• **Instruction**
Copy out each line of the data that holds the word "folium".

Dataset entries

#####

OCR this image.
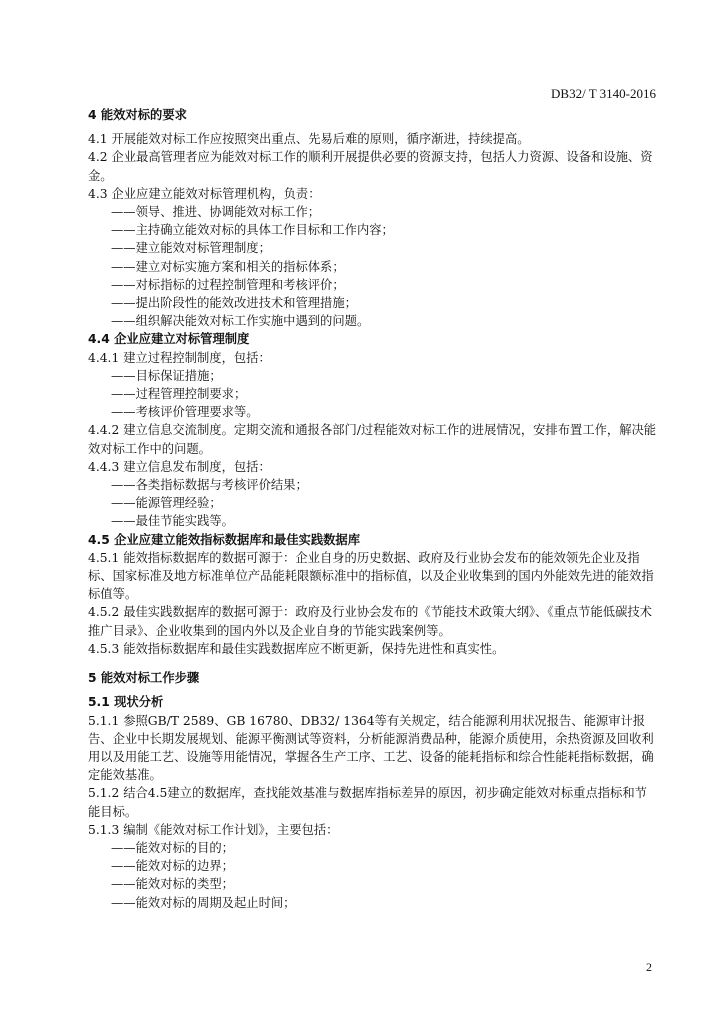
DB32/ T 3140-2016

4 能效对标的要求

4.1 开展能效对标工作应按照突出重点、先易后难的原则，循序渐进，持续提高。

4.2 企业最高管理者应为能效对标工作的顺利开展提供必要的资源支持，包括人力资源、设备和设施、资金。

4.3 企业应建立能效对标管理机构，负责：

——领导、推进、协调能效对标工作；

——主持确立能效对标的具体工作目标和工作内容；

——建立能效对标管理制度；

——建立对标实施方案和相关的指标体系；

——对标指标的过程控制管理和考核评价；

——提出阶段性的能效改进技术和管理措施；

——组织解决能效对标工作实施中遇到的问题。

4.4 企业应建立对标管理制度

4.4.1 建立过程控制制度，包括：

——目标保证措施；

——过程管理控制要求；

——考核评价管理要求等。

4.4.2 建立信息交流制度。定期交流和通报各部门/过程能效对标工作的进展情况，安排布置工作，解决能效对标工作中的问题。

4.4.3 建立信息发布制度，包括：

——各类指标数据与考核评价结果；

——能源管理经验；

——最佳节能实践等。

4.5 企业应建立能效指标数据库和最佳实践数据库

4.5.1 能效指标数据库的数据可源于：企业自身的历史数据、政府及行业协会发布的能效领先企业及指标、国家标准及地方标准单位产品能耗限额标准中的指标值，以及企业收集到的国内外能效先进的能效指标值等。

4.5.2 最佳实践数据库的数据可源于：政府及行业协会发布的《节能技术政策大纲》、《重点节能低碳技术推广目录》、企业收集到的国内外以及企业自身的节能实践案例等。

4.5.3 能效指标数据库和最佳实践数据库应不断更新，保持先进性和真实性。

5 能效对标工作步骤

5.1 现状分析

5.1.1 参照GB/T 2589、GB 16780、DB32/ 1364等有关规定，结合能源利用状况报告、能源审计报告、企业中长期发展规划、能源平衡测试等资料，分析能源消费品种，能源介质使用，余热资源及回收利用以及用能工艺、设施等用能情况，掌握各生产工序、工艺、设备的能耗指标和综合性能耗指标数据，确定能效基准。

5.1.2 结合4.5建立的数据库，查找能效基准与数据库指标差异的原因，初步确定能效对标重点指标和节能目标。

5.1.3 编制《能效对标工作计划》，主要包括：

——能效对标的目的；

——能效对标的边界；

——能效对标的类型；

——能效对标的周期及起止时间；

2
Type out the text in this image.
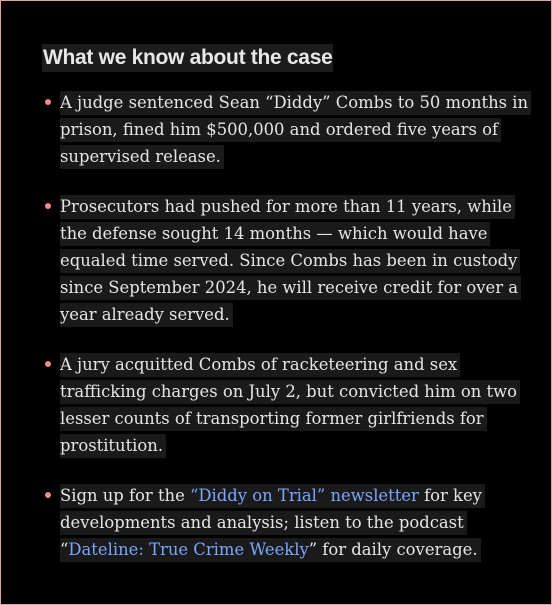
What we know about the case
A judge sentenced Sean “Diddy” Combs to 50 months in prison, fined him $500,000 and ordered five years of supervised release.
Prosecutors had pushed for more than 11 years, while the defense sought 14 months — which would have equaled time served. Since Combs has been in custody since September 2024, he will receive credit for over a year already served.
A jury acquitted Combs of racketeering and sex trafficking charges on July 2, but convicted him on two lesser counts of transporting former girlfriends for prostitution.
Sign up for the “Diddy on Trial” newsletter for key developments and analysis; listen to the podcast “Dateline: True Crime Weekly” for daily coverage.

#####

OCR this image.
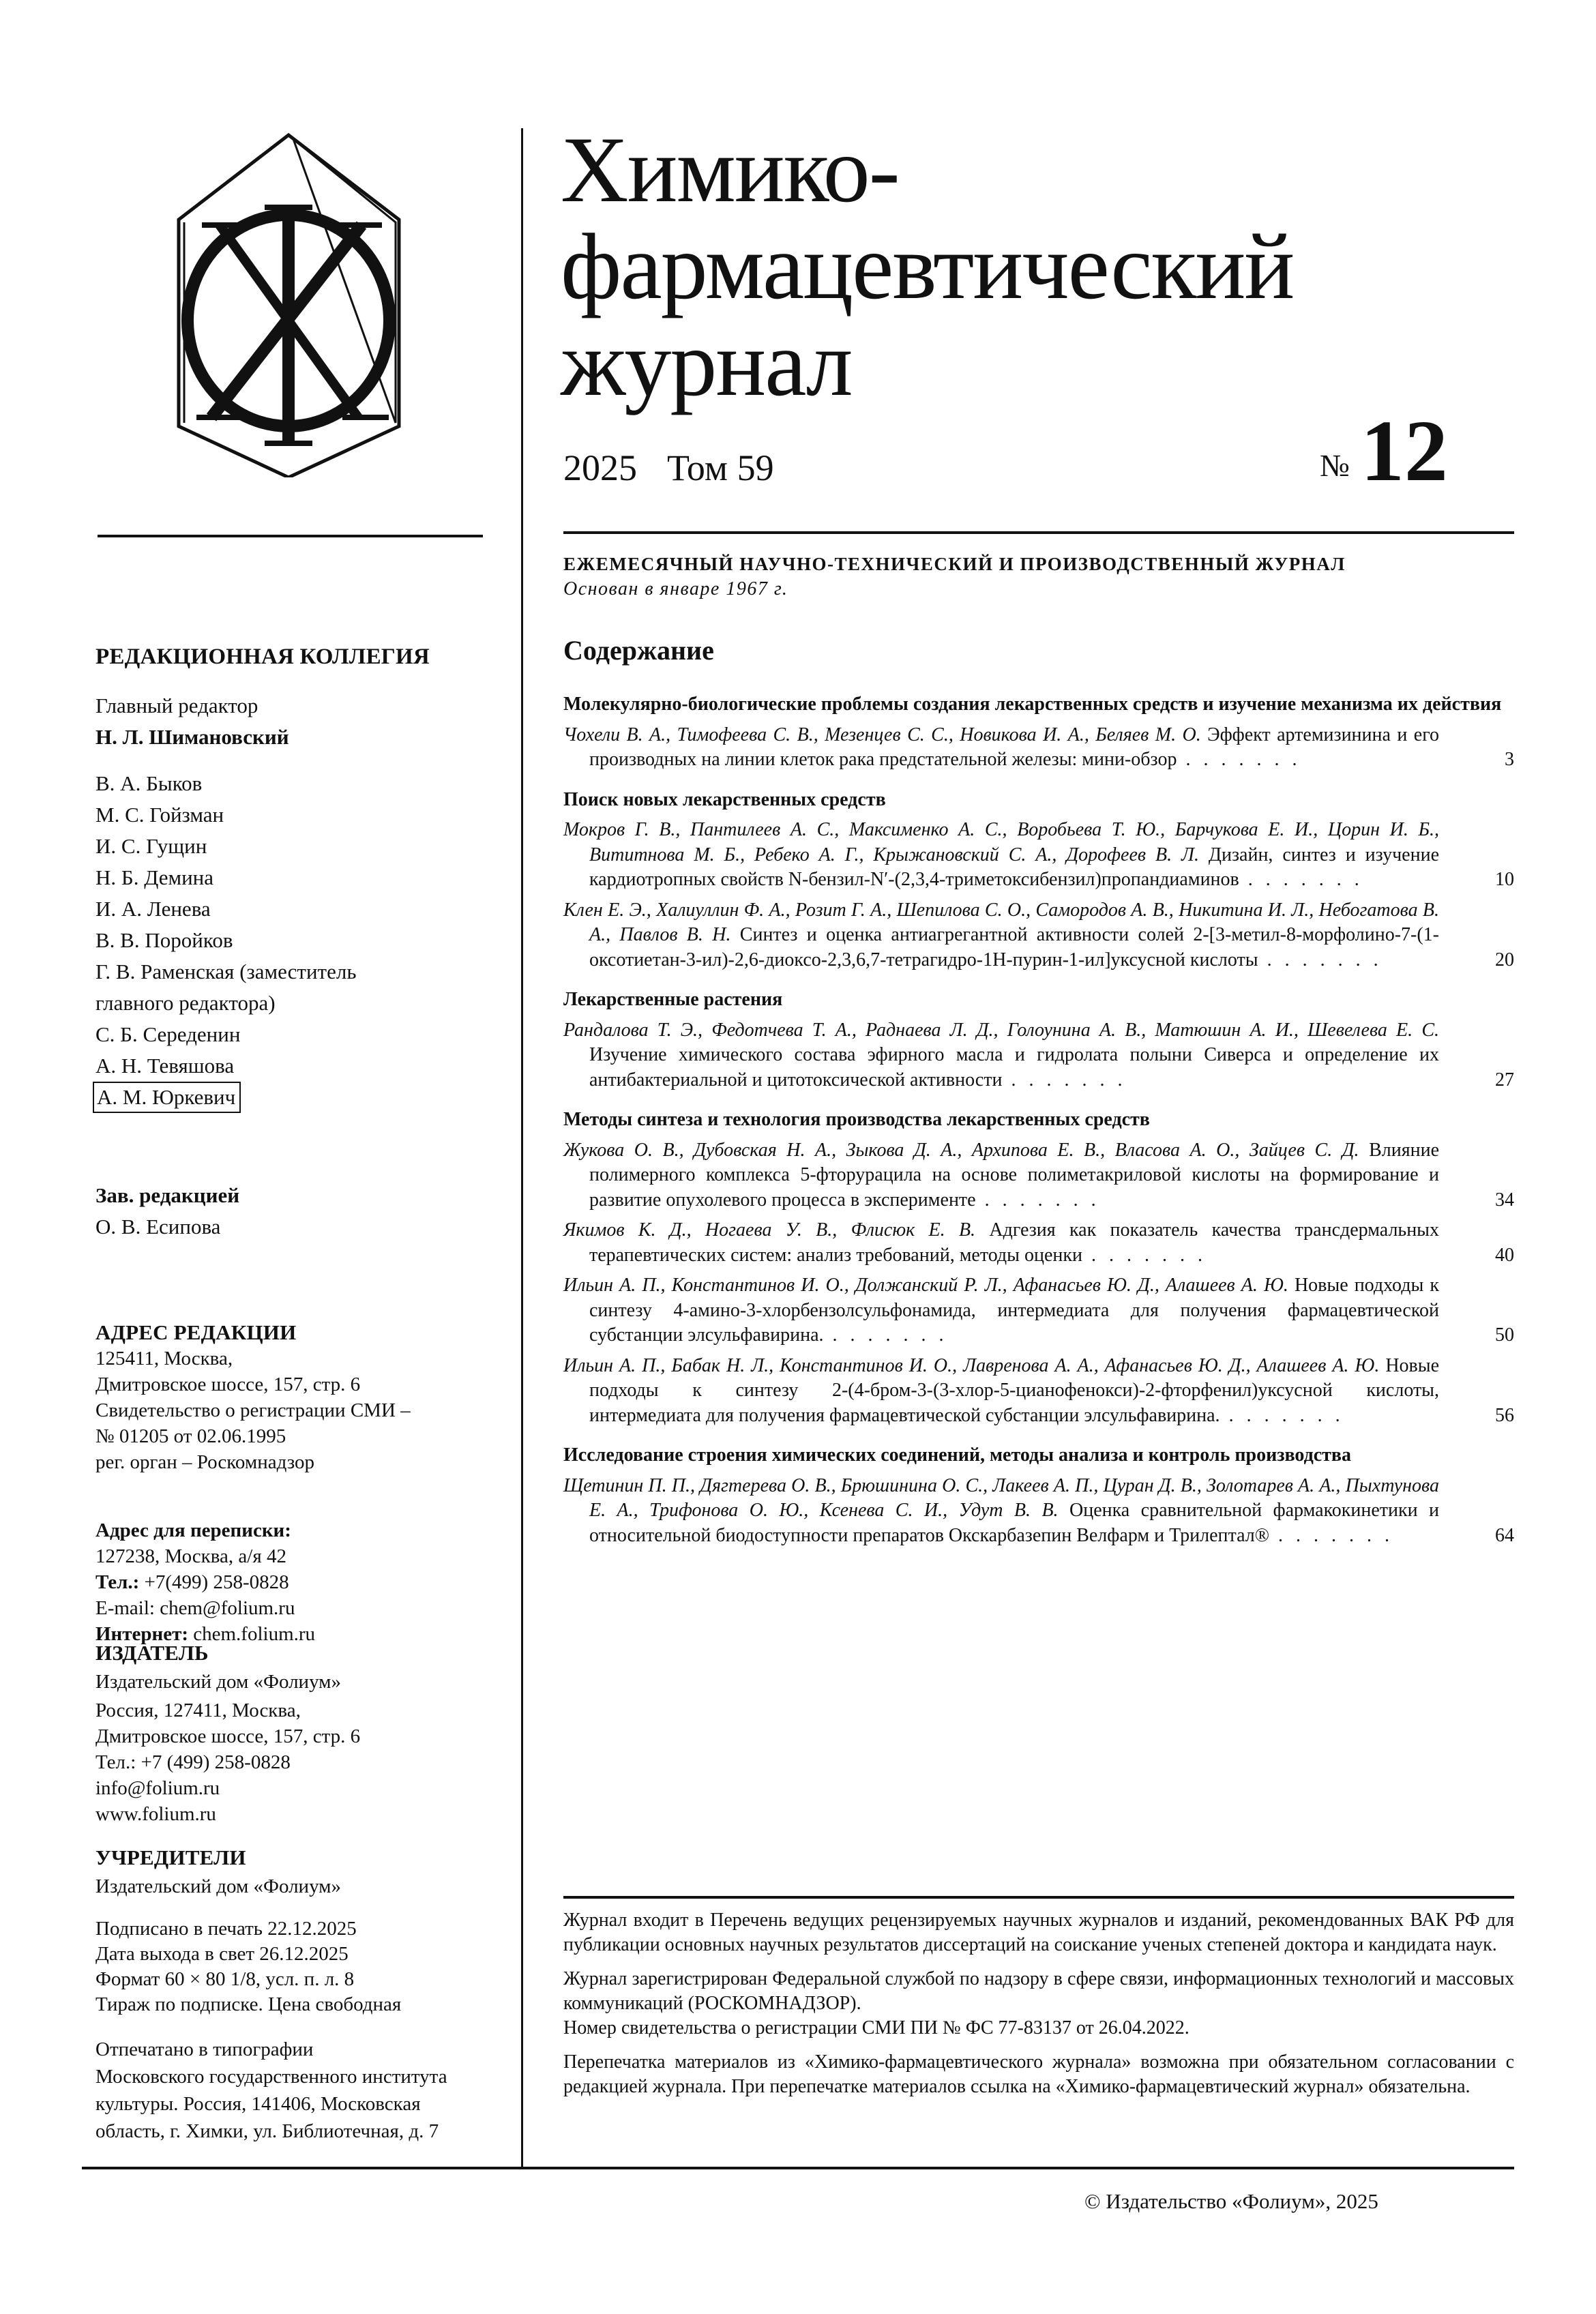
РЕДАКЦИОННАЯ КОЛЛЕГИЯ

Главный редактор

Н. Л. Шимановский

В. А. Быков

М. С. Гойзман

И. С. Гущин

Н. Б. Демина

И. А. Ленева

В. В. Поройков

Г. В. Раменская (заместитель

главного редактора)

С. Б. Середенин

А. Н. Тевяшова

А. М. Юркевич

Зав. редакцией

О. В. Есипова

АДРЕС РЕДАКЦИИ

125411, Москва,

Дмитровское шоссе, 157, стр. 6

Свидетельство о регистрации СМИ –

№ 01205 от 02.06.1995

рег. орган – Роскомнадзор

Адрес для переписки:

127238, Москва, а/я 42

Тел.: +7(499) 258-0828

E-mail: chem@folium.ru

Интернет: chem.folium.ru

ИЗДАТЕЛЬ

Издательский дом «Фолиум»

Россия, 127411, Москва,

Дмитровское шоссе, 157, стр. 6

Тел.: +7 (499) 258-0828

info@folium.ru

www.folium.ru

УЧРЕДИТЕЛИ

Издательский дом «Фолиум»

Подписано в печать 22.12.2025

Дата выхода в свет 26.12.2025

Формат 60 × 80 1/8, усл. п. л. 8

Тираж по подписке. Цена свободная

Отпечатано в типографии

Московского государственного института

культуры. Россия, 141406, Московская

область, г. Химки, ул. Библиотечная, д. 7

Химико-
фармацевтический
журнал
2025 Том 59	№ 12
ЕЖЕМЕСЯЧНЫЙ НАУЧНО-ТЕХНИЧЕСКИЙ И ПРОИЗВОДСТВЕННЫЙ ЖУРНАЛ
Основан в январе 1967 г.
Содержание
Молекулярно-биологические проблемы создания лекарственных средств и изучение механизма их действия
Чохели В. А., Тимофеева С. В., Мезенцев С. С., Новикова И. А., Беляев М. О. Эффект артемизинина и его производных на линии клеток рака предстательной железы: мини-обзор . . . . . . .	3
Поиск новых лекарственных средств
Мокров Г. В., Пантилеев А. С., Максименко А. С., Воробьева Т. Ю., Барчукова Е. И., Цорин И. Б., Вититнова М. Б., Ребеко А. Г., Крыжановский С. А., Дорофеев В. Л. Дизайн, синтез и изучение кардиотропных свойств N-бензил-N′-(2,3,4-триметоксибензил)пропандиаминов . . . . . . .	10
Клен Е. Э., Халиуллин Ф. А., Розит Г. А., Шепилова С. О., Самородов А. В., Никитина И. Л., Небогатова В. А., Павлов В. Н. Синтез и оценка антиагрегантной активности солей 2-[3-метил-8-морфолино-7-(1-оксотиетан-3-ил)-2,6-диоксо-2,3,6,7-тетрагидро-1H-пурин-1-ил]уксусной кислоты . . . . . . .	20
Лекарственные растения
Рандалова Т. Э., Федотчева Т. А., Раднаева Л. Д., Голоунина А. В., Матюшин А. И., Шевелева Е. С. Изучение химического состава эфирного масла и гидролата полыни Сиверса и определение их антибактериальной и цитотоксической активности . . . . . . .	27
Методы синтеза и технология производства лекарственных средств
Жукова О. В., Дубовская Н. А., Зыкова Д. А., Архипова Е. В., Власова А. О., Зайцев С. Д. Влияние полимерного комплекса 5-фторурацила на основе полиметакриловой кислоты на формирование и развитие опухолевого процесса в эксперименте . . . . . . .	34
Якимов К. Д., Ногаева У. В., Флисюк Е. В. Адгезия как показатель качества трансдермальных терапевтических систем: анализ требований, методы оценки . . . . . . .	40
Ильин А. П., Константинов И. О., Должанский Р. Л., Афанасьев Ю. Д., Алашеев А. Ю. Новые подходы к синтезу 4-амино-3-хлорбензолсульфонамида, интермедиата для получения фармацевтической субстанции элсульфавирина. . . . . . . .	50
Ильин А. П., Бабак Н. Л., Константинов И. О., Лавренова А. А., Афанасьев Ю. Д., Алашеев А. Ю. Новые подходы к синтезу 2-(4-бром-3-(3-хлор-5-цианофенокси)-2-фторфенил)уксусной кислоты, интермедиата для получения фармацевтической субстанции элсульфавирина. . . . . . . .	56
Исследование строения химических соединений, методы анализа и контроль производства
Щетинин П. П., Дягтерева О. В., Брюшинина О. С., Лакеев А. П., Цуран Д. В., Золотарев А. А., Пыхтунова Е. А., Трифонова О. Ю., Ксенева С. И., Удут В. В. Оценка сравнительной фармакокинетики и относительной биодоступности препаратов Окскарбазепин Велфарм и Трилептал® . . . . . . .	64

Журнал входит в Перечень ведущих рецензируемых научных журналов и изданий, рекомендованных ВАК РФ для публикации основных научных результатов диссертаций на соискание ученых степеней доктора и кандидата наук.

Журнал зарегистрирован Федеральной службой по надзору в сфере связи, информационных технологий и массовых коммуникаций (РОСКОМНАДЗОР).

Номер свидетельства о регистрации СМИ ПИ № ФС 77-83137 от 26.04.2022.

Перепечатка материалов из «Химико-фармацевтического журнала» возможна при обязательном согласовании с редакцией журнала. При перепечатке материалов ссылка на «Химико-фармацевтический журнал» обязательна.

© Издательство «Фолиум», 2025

#####

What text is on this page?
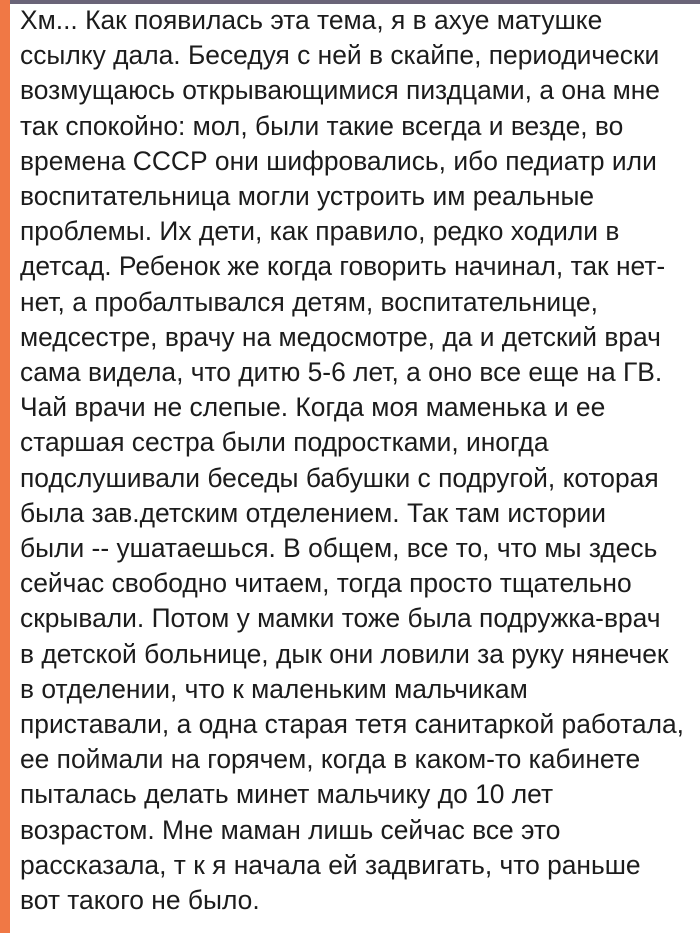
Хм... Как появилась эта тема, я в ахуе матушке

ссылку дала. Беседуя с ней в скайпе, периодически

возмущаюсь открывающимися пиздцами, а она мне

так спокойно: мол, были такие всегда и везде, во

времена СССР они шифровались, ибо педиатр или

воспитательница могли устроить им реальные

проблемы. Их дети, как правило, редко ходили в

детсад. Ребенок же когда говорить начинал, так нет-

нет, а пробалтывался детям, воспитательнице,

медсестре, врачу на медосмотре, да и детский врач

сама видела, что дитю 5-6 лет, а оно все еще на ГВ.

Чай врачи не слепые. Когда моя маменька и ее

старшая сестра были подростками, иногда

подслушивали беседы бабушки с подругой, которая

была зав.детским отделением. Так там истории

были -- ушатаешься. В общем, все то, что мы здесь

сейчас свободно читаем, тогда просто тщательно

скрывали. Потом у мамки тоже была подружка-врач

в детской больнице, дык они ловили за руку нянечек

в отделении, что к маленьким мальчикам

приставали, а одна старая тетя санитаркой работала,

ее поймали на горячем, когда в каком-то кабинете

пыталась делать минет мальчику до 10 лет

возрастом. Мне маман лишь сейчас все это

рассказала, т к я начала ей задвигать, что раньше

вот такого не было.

#####

• **Output of the task**
E-mail: chem@folium.ru
Интернет: chem.folium.ru
info@folium.ru
www.folium.ru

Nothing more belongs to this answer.